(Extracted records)
>>

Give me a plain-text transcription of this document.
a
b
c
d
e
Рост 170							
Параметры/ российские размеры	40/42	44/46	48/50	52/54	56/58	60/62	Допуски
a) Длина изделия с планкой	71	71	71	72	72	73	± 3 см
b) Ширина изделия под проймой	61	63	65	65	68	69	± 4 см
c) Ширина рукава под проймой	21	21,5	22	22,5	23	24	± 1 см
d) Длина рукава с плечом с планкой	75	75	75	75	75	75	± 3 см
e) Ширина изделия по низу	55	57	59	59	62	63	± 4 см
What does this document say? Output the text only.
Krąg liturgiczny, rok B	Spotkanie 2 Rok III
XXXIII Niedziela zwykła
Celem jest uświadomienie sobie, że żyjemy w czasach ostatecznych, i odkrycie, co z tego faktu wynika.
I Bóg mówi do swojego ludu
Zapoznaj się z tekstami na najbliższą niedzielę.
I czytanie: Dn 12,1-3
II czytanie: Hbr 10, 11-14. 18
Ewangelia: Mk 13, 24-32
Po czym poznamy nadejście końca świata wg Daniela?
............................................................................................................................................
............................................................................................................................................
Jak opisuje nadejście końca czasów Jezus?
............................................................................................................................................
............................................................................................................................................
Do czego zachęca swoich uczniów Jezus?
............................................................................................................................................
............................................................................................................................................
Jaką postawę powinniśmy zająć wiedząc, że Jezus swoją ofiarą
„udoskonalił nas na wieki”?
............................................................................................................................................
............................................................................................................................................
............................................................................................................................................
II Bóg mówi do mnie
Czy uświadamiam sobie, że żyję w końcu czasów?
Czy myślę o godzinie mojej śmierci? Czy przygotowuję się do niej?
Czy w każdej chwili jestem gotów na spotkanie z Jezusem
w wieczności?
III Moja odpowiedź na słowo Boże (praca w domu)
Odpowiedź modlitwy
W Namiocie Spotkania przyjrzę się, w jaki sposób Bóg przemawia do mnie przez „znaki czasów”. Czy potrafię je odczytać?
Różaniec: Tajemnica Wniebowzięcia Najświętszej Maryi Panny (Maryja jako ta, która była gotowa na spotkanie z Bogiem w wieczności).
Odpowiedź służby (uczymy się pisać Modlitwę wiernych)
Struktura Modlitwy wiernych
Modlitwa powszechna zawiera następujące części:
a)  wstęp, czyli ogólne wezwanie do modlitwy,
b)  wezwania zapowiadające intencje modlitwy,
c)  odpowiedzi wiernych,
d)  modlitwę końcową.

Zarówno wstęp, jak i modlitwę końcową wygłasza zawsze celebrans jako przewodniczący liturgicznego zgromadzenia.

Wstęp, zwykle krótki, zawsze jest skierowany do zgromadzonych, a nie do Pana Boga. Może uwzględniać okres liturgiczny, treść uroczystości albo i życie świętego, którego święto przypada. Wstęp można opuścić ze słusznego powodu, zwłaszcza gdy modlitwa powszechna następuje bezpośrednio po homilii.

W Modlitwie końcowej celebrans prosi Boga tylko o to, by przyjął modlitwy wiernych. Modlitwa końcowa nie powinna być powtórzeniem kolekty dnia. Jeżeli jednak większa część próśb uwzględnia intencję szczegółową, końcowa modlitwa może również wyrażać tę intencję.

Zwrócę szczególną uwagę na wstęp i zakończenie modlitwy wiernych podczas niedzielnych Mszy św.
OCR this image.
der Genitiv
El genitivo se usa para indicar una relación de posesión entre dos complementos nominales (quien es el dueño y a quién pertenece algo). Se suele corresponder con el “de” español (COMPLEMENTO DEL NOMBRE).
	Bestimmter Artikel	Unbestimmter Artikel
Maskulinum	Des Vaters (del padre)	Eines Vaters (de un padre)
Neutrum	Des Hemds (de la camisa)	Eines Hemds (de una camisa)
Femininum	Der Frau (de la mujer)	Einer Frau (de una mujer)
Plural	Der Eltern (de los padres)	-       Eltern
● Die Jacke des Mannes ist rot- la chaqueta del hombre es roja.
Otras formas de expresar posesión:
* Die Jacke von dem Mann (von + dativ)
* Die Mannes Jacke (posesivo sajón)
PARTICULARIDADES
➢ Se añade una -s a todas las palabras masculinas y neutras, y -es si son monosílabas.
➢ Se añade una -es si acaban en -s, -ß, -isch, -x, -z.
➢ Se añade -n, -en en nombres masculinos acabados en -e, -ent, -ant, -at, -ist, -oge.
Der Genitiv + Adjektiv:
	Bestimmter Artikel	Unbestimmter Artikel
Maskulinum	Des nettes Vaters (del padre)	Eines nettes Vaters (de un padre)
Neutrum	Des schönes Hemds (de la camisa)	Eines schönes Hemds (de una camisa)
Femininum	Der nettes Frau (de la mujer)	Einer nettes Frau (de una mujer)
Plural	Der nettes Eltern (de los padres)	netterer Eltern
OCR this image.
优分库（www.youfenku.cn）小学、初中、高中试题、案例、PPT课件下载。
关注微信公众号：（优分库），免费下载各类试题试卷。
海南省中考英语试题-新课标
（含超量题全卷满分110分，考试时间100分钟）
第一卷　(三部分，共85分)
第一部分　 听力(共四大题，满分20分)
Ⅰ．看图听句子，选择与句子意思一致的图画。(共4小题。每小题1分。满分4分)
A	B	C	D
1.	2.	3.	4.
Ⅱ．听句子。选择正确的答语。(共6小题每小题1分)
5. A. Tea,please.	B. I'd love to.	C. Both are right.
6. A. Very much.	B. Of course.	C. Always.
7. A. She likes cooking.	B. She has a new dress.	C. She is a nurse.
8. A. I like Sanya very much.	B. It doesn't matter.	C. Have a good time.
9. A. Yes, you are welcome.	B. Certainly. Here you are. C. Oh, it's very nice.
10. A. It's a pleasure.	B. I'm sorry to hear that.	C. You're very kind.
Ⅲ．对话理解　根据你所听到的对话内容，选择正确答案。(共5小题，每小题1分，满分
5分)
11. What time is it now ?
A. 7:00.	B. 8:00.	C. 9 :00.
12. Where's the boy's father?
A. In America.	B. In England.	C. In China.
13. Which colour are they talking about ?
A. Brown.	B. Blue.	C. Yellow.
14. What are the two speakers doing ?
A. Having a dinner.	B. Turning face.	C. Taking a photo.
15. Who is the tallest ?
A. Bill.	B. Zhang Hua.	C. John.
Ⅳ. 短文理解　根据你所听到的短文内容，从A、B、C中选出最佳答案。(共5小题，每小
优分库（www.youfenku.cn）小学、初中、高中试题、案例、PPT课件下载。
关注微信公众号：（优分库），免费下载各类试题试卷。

<<

WRITTEN INSTRUCTION:
Copy out the material above in its entirety. Every detail must match.

FINISHED TASK:
Give me a plain-text transcription of this document.
a
b
c
d
e
Рост 170							
Параметры/ российские размеры	40/42	44/46	48/50	52/54	56/58	60/62	Допуски
a) Длина изделия с планкой	71	71	71	72	72	73	± 3 см
b) Ширина изделия под проймой	61	63	65	65	68	69	± 4 см
c) Ширина рукава под проймой	21	21,5	22	22,5	23	24	± 1 см
d) Длина рукава с плечом с планкой	75	75	75	75	75	75	± 3 см
e) Ширина изделия по низу	55	57	59	59	62	63	± 4 см
What does this document say? Output the text only.
Krąg liturgiczny, rok B	Spotkanie 2 Rok III
XXXIII Niedziela zwykła
Celem jest uświadomienie sobie, że żyjemy w czasach ostatecznych, i odkrycie, co z tego faktu wynika.
I Bóg mówi do swojego ludu
Zapoznaj się z tekstami na najbliższą niedzielę.
I czytanie: Dn 12,1-3
II czytanie: Hbr 10, 11-14. 18
Ewangelia: Mk 13, 24-32
Po czym poznamy nadejście końca świata wg Daniela?
............................................................................................................................................
............................................................................................................................................
Jak opisuje nadejście końca czasów Jezus?
............................................................................................................................................
............................................................................................................................................
Do czego zachęca swoich uczniów Jezus?
............................................................................................................................................
............................................................................................................................................
Jaką postawę powinniśmy zająć wiedząc, że Jezus swoją ofiarą
„udoskonalił nas na wieki”?
............................................................................................................................................
............................................................................................................................................
............................................................................................................................................
II Bóg mówi do mnie
Czy uświadamiam sobie, że żyję w końcu czasów?
Czy myślę o godzinie mojej śmierci? Czy przygotowuję się do niej?
Czy w każdej chwili jestem gotów na spotkanie z Jezusem
w wieczności?
III Moja odpowiedź na słowo Boże (praca w domu)
Odpowiedź modlitwy
W Namiocie Spotkania przyjrzę się, w jaki sposób Bóg przemawia do mnie przez „znaki czasów”. Czy potrafię je odczytać?
Różaniec: Tajemnica Wniebowzięcia Najświętszej Maryi Panny (Maryja jako ta, która była gotowa na spotkanie z Bogiem w wieczności).
Odpowiedź służby (uczymy się pisać Modlitwę wiernych)
Struktura Modlitwy wiernych
Modlitwa powszechna zawiera następujące części:
a)  wstęp, czyli ogólne wezwanie do modlitwy,
b)  wezwania zapowiadające intencje modlitwy,
c)  odpowiedzi wiernych,
d)  modlitwę końcową.

Zarówno wstęp, jak i modlitwę końcową wygłasza zawsze celebrans jako przewodniczący liturgicznego zgromadzenia.

Wstęp, zwykle krótki, zawsze jest skierowany do zgromadzonych, a nie do Pana Boga. Może uwzględniać okres liturgiczny, treść uroczystości albo i życie świętego, którego święto przypada. Wstęp można opuścić ze słusznego powodu, zwłaszcza gdy modlitwa powszechna następuje bezpośrednio po homilii.

W Modlitwie końcowej celebrans prosi Boga tylko o to, by przyjął modlitwy wiernych. Modlitwa końcowa nie powinna być powtórzeniem kolekty dnia. Jeżeli jednak większa część próśb uwzględnia intencję szczegółową, końcowa modlitwa może również wyrażać tę intencję.

Zwrócę szczególną uwagę na wstęp i zakończenie modlitwy wiernych podczas niedzielnych Mszy św.
OCR this image.
der Genitiv
El genitivo se usa para indicar una relación de posesión entre dos complementos nominales (quien es el dueño y a quién pertenece algo). Se suele corresponder con el “de” español (COMPLEMENTO DEL NOMBRE).
	Bestimmter Artikel	Unbestimmter Artikel
Maskulinum	Des Vaters (del padre)	Eines Vaters (de un padre)
Neutrum	Des Hemds (de la camisa)	Eines Hemds (de una camisa)
Femininum	Der Frau (de la mujer)	Einer Frau (de una mujer)
Plural	Der Eltern (de los padres)	-       Eltern
● Die Jacke des Mannes ist rot- la chaqueta del hombre es roja.
Otras formas de expresar posesión:
* Die Jacke von dem Mann (von + dativ)
* Die Mannes Jacke (posesivo sajón)
PARTICULARIDADES
➢ Se añade una -s a todas las palabras masculinas y neutras, y -es si son monosílabas.
➢ Se añade una -es si acaban en -s, -ß, -isch, -x, -z.
➢ Se añade -n, -en en nombres masculinos acabados en -e, -ent, -ant, -at, -ist, -oge.
Der Genitiv + Adjektiv:
	Bestimmter Artikel	Unbestimmter Artikel
Maskulinum	Des nettes Vaters (del padre)	Eines nettes Vaters (de un padre)
Neutrum	Des schönes Hemds (de la camisa)	Eines schönes Hemds (de una camisa)
Femininum	Der nettes Frau (de la mujer)	Einer nettes Frau (de una mujer)
Plural	Der nettes Eltern (de los padres)	netterer Eltern
OCR this image.
优分库（www.youfenku.cn）小学、初中、高中试题、案例、PPT课件下载。
关注微信公众号：（优分库），免费下载各类试题试卷。
海南省中考英语试题-新课标
（含超量题全卷满分110分，考试时间100分钟）
第一卷　(三部分，共85分)
第一部分　 听力(共四大题，满分20分)
Ⅰ．看图听句子，选择与句子意思一致的图画。(共4小题。每小题1分。满分4分)
A	B	C	D
1.	2.	3.	4.
Ⅱ．听句子。选择正确的答语。(共6小题每小题1分)
5. A. Tea,please.	B. I'd love to.	C. Both are right.
6. A. Very much.	B. Of course.	C. Always.
7. A. She likes cooking.	B. She has a new dress.	C. She is a nurse.
8. A. I like Sanya very much.	B. It doesn't matter.	C. Have a good time.
9. A. Yes, you are welcome.	B. Certainly. Here you are. C. Oh, it's very nice.
10. A. It's a pleasure.	B. I'm sorry to hear that.	C. You're very kind.
Ⅲ．对话理解　根据你所听到的对话内容，选择正确答案。(共5小题，每小题1分，满分
5分)
11. What time is it now ?
A. 7:00.	B. 8:00.	C. 9 :00.
12. Where's the boy's father?
A. In America.	B. In England.	C. In China.
13. Which colour are they talking about ?
A. Brown.	B. Blue.	C. Yellow.
14. What are the two speakers doing ?
A. Having a dinner.	B. Turning face.	C. Taking a photo.
15. Who is the tallest ?
A. Bill.	B. Zhang Hua.	C. John.
Ⅳ. 短文理解　根据你所听到的短文内容，从A、B、C中选出最佳答案。(共5小题，每小
优分库（www.youfenku.cn）小学、初中、高中试题、案例、PPT课件下载。
关注微信公众号：（优分库），免费下载各类试题试卷。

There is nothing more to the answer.